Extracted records
= = =

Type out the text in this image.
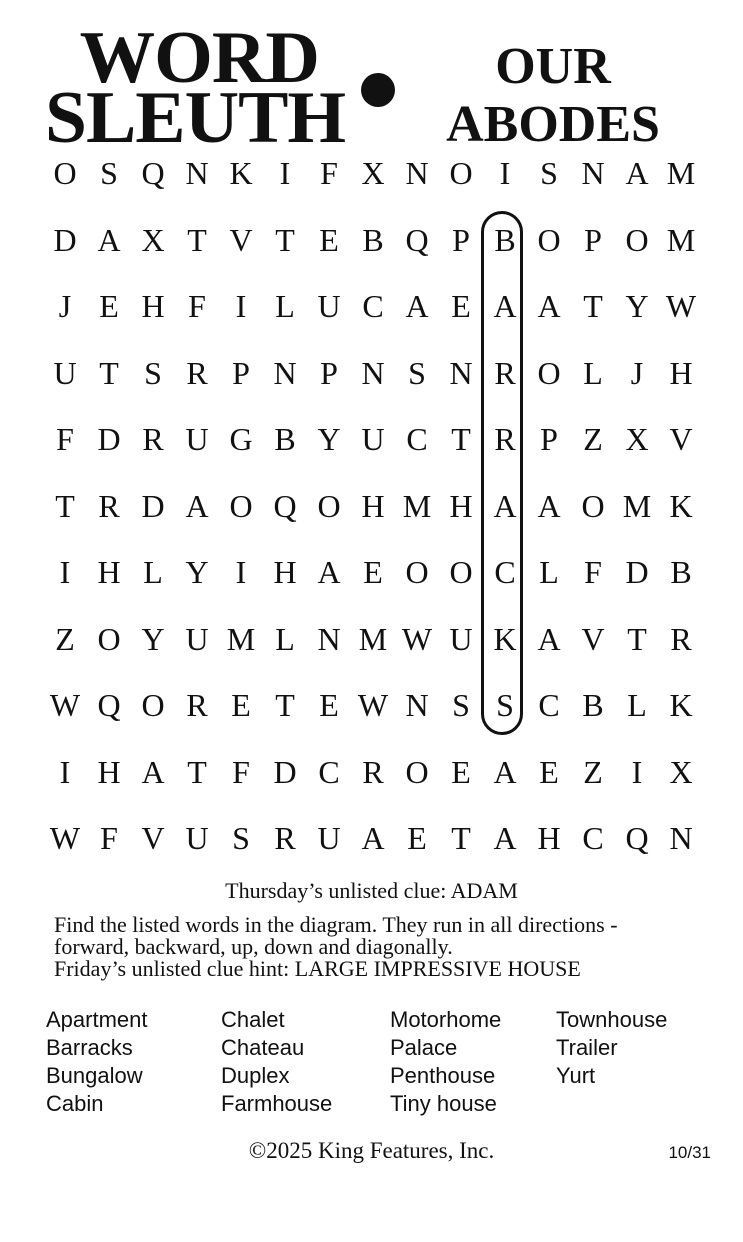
WORD
SLEUTH
OUR
ABODES
O S Q N K I F X N O I S N A M
D A X T V T E B Q P B O P O M
J E H F I L U C A E A A T Y W
U T S R P N P N S N R O L J H
F D R U G B Y U C T R P Z X V
T R D A O Q O H M H A A O M K
I H L Y I H A E O O C L F D B
Z O Y U M L N M W U K A V T R
W Q O R E T E W N S S C B L K
I H A T F D C R O E A E Z I X
W F V U S R U A E T A H C Q N
Thursday’s unlisted clue: ADAM
Find the listed words in the diagram. They run in all directions -
forward, backward, up, down and diagonally.
Friday’s unlisted clue hint: LARGE IMPRESSIVE HOUSE
Apartment
Barracks
Bungalow
Cabin
Chalet
Chateau
Duplex
Farmhouse
Motorhome
Palace
Penthouse
Tiny house
Townhouse
Trailer
Yurt
©2025 King Features, Inc.	10/31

= = =

- [Work to be completed]
Leave the images out and output the remaining material exactly as it stands.

- [Result of the exercise]
Type out the text in this image.
WORD
SLEUTH
OUR
ABODES
O S Q N K I F X N O I S N A M
D A X T V T E B Q P B O P O M
J E H F I L U C A E A A T Y W
U T S R P N P N S N R O L J H
F D R U G B Y U C T R P Z X V
T R D A O Q O H M H A A O M K
I H L Y I H A E O O C L F D B
Z O Y U M L N M W U K A V T R
W Q O R E T E W N S S C B L K
I H A T F D C R O E A E Z I X
W F V U S R U A E T A H C Q N
Thursday’s unlisted clue: ADAM
Find the listed words in the diagram. They run in all directions -
forward, backward, up, down and diagonally.
Friday’s unlisted clue hint: LARGE IMPRESSIVE HOUSE
Apartment
Barracks
Bungalow
Cabin
Chalet
Chateau
Duplex
Farmhouse
Motorhome
Palace
Penthouse
Tiny house
Townhouse
Trailer
Yurt
©2025 King Features, Inc.	10/31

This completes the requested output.